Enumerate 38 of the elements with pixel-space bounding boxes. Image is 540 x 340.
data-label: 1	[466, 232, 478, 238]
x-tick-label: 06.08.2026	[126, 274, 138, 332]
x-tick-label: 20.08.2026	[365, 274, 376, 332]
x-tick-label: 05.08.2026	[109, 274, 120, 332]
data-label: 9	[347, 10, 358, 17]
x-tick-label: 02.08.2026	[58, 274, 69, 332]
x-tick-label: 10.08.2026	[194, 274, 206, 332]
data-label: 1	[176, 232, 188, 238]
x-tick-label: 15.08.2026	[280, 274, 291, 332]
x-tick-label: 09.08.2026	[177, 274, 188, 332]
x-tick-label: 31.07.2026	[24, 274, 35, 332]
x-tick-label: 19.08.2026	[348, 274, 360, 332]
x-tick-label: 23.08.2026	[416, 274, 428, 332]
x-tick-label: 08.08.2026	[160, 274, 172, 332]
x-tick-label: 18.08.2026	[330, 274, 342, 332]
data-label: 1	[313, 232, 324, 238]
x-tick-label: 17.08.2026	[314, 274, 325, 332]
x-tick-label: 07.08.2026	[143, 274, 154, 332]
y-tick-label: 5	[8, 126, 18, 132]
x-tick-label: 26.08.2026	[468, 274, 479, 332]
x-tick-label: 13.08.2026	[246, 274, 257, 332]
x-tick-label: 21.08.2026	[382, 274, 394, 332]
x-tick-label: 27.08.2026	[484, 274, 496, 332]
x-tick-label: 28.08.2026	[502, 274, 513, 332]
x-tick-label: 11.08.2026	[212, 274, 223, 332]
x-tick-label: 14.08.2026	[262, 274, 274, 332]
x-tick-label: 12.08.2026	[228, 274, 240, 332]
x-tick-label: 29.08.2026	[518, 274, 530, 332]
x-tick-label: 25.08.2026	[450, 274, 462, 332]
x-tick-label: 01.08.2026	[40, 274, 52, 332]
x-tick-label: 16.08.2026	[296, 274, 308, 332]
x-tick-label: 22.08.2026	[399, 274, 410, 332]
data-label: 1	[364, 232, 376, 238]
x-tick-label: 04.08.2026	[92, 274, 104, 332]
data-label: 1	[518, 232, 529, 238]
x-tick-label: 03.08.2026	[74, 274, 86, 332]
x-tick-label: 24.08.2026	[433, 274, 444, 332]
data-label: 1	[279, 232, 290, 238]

# WHAT YOU NEED TO DO:
Rewrite every line of the records above as a numbered list, leaving out any blank lines.

# COMPLETED EXERCISE:
1. Enumerate 38 of the elements with pixel-space bounding boxes. Image is 540 x 340.
2. data-label: 1	[466, 232, 478, 238]
3. x-tick-label: 06.08.2026	[126, 274, 138, 332]
4. x-tick-label: 20.08.2026	[365, 274, 376, 332]
5. x-tick-label: 05.08.2026	[109, 274, 120, 332]
6. data-label: 9	[347, 10, 358, 17]
7. x-tick-label: 02.08.2026	[58, 274, 69, 332]
8. x-tick-label: 10.08.2026	[194, 274, 206, 332]
9. data-label: 1	[176, 232, 188, 238]
10. x-tick-label: 15.08.2026	[280, 274, 291, 332]
11. x-tick-label: 09.08.2026	[177, 274, 188, 332]
12. x-tick-label: 31.07.2026	[24, 274, 35, 332]
13. x-tick-label: 19.08.2026	[348, 274, 360, 332]
14. x-tick-label: 23.08.2026	[416, 274, 428, 332]
15. x-tick-label: 08.08.2026	[160, 274, 172, 332]
16. x-tick-label: 18.08.2026	[330, 274, 342, 332]
17. data-label: 1	[313, 232, 324, 238]
18. x-tick-label: 17.08.2026	[314, 274, 325, 332]
19. x-tick-label: 07.08.2026	[143, 274, 154, 332]
20. y-tick-label: 5	[8, 126, 18, 132]
21. x-tick-label: 26.08.2026	[468, 274, 479, 332]
22. x-tick-label: 13.08.2026	[246, 274, 257, 332]
23. x-tick-label: 21.08.2026	[382, 274, 394, 332]
24. x-tick-label: 27.08.2026	[484, 274, 496, 332]
25. x-tick-label: 28.08.2026	[502, 274, 513, 332]
26. x-tick-label: 11.08.2026	[212, 274, 223, 332]
27. x-tick-label: 14.08.2026	[262, 274, 274, 332]
28. x-tick-label: 12.08.2026	[228, 274, 240, 332]
29. x-tick-label: 29.08.2026	[518, 274, 530, 332]
30. x-tick-label: 25.08.2026	[450, 274, 462, 332]
31. x-tick-label: 01.08.2026	[40, 274, 52, 332]
32. x-tick-label: 16.08.2026	[296, 274, 308, 332]
33. x-tick-label: 22.08.2026	[399, 274, 410, 332]
34. data-label: 1	[364, 232, 376, 238]
35. x-tick-label: 04.08.2026	[92, 274, 104, 332]
36. data-label: 1	[518, 232, 529, 238]
37. x-tick-label: 03.08.2026	[74, 274, 86, 332]
38. x-tick-label: 24.08.2026	[433, 274, 444, 332]
39. data-label: 1	[279, 232, 290, 238]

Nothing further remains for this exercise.